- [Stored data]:
>>>>
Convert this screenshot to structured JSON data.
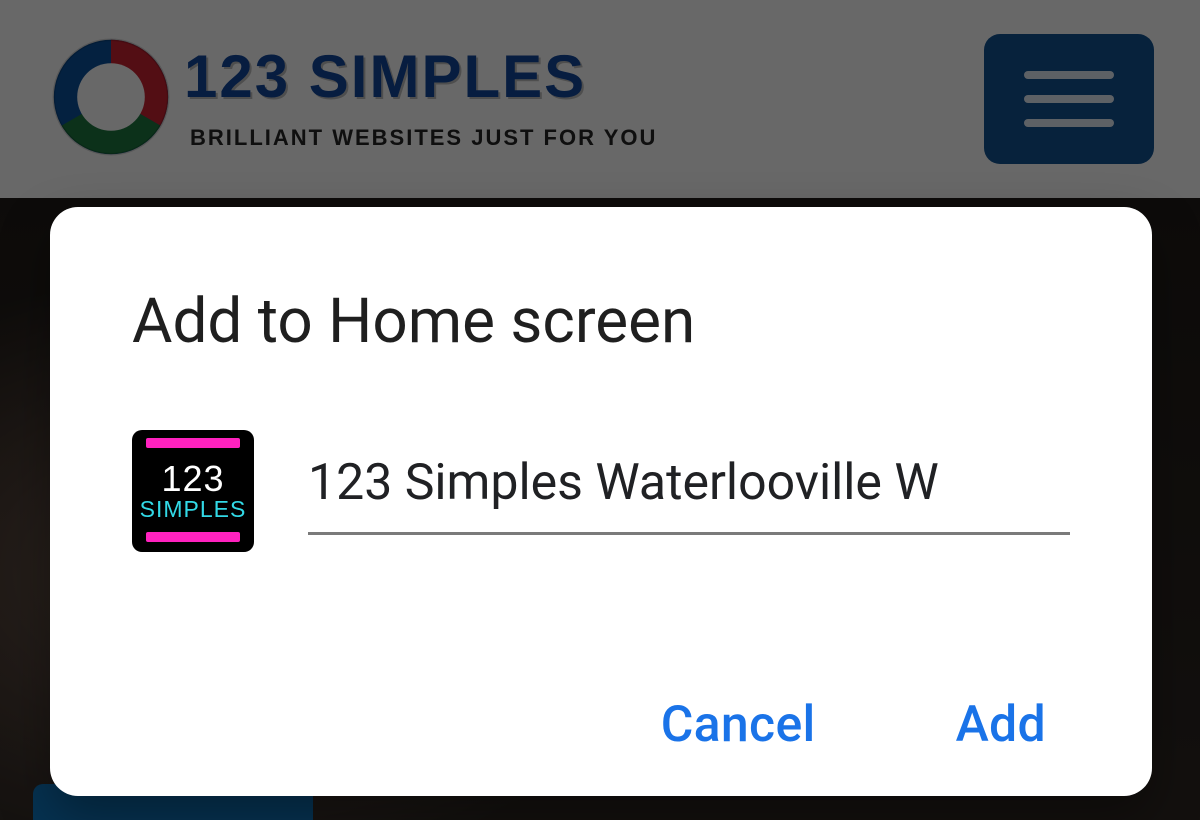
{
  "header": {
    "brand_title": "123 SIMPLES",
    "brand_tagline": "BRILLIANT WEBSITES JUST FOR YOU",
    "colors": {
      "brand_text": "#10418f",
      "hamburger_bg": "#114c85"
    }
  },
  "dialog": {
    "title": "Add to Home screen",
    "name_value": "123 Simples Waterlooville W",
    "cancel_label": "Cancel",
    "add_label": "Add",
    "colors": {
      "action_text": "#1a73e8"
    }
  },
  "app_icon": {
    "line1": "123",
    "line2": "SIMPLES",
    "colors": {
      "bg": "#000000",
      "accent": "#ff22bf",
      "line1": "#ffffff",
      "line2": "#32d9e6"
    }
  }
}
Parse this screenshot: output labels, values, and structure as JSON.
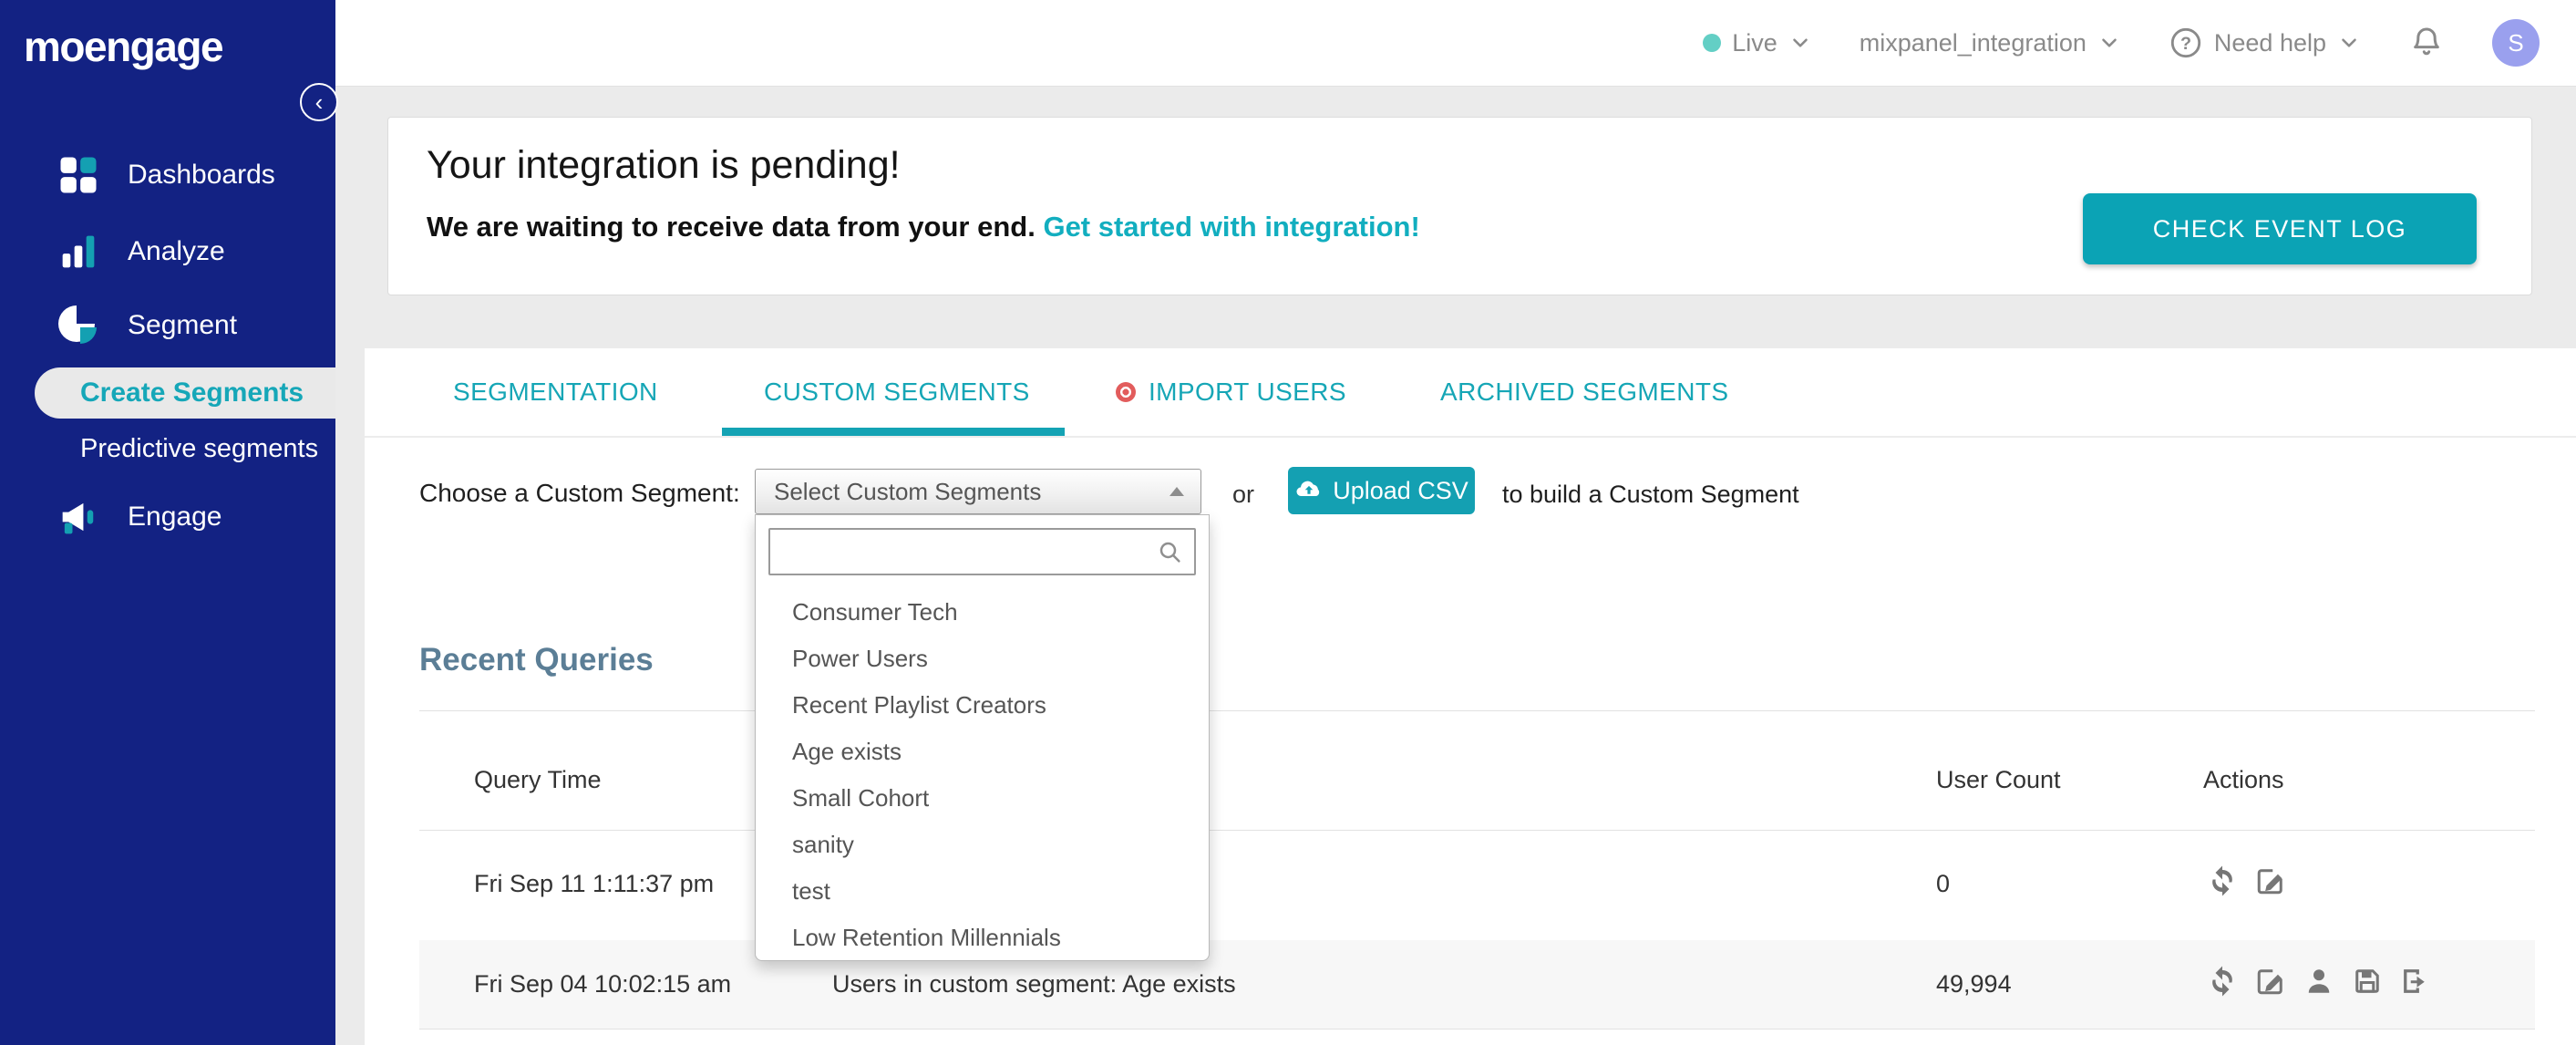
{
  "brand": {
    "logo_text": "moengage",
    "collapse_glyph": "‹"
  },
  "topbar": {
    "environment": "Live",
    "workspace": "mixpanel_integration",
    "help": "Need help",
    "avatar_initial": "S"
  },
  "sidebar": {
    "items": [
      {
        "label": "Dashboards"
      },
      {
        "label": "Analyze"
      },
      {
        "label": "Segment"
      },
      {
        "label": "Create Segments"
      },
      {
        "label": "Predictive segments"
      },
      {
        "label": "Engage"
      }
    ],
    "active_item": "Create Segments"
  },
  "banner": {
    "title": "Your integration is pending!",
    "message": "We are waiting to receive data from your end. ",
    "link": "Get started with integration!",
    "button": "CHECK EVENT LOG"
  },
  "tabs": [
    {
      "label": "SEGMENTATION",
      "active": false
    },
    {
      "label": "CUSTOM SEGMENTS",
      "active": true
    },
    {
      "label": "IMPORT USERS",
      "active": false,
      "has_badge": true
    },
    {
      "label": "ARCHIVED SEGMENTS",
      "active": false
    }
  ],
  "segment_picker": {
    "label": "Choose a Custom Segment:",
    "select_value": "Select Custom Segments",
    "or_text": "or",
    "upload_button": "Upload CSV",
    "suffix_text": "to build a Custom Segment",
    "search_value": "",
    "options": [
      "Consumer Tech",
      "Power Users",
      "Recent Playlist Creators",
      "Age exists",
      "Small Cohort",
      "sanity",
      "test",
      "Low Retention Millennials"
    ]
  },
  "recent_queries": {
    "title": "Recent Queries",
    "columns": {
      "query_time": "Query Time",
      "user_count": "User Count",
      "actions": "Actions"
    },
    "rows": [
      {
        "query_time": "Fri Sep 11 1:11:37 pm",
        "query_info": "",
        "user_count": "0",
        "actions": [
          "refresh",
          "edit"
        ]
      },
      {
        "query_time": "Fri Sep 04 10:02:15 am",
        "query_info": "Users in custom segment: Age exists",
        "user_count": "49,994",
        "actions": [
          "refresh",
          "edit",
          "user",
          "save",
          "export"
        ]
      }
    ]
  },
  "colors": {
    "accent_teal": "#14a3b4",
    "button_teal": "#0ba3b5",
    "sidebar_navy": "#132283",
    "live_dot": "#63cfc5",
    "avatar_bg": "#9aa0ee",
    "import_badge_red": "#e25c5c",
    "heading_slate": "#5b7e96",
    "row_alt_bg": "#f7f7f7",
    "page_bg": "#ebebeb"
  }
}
<<<<
>>>>
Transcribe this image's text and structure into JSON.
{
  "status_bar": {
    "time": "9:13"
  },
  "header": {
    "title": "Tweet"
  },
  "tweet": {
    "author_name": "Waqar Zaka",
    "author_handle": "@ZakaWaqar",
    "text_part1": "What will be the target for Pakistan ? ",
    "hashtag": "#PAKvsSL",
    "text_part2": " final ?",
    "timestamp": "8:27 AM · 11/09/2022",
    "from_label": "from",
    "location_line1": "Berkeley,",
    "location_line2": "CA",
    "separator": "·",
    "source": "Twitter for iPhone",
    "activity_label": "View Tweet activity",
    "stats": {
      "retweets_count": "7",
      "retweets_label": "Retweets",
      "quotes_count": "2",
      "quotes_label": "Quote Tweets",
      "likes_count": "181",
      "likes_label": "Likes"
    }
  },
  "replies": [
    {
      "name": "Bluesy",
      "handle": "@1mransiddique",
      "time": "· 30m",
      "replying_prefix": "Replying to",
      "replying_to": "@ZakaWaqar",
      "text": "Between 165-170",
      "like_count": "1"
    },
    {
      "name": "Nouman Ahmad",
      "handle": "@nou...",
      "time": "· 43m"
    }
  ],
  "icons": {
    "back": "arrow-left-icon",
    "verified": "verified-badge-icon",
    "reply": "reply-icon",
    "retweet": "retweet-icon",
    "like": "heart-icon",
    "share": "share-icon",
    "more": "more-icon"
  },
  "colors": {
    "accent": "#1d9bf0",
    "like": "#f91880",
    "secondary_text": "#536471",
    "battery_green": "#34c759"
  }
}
<<<<
- [Stated task]: Scan the entries above for the word "from" and collect each line holding it.

- [Problem solution]:
    "message": "We are waiting to receive data from your end. ",
    "from_label": "from",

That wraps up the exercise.